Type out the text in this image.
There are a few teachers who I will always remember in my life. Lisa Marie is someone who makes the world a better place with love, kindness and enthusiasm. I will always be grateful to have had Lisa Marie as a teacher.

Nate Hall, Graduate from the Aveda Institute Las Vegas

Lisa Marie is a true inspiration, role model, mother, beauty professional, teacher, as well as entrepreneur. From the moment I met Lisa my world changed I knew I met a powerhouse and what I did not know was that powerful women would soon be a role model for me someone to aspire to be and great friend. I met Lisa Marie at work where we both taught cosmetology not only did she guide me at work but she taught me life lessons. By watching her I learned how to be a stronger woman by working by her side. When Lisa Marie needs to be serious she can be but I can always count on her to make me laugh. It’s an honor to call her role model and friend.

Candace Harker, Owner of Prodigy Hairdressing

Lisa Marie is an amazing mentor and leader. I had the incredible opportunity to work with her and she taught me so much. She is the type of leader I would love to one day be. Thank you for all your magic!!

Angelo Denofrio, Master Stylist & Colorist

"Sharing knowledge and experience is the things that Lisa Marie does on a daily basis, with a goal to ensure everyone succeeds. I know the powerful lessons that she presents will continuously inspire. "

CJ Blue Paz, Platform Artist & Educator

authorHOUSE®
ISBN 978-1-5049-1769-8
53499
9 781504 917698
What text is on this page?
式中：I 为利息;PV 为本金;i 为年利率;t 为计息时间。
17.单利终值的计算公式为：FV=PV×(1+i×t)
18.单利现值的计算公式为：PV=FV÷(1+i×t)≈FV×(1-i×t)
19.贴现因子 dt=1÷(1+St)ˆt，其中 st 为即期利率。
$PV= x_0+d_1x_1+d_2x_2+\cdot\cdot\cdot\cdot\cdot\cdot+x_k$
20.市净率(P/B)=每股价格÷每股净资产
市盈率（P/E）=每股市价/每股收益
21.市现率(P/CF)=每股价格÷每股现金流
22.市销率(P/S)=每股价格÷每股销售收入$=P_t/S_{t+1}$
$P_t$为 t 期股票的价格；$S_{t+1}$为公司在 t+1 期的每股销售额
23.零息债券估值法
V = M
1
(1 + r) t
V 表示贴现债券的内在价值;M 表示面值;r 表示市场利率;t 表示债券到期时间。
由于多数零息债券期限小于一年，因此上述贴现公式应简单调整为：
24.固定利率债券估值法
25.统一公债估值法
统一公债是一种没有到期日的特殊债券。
:::
### Written exercise
Using the entries above, return each line that includes the word "powerful".

### Result of this task
Lisa Marie is a true inspiration, role model, mother, beauty professional, teacher, as well as entrepreneur. From the moment I met Lisa my world changed I knew I met a powerhouse and what I did not know was that powerful women would soon be a role model for me someone to aspire to be and great friend. I met Lisa Marie at work where we both taught cosmetology not only did she guide me at work but she taught me life lessons. By watching her I learned how to be a stronger woman by working by her side. When Lisa Marie needs to be serious she can be but I can always count on her to make me laugh. It’s an honor to call her role model and friend.
"Sharing knowledge and experience is the things that Lisa Marie does on a daily basis, with a goal to ensure everyone succeeds. I know the powerful lessons that she presents will continuously inspire. "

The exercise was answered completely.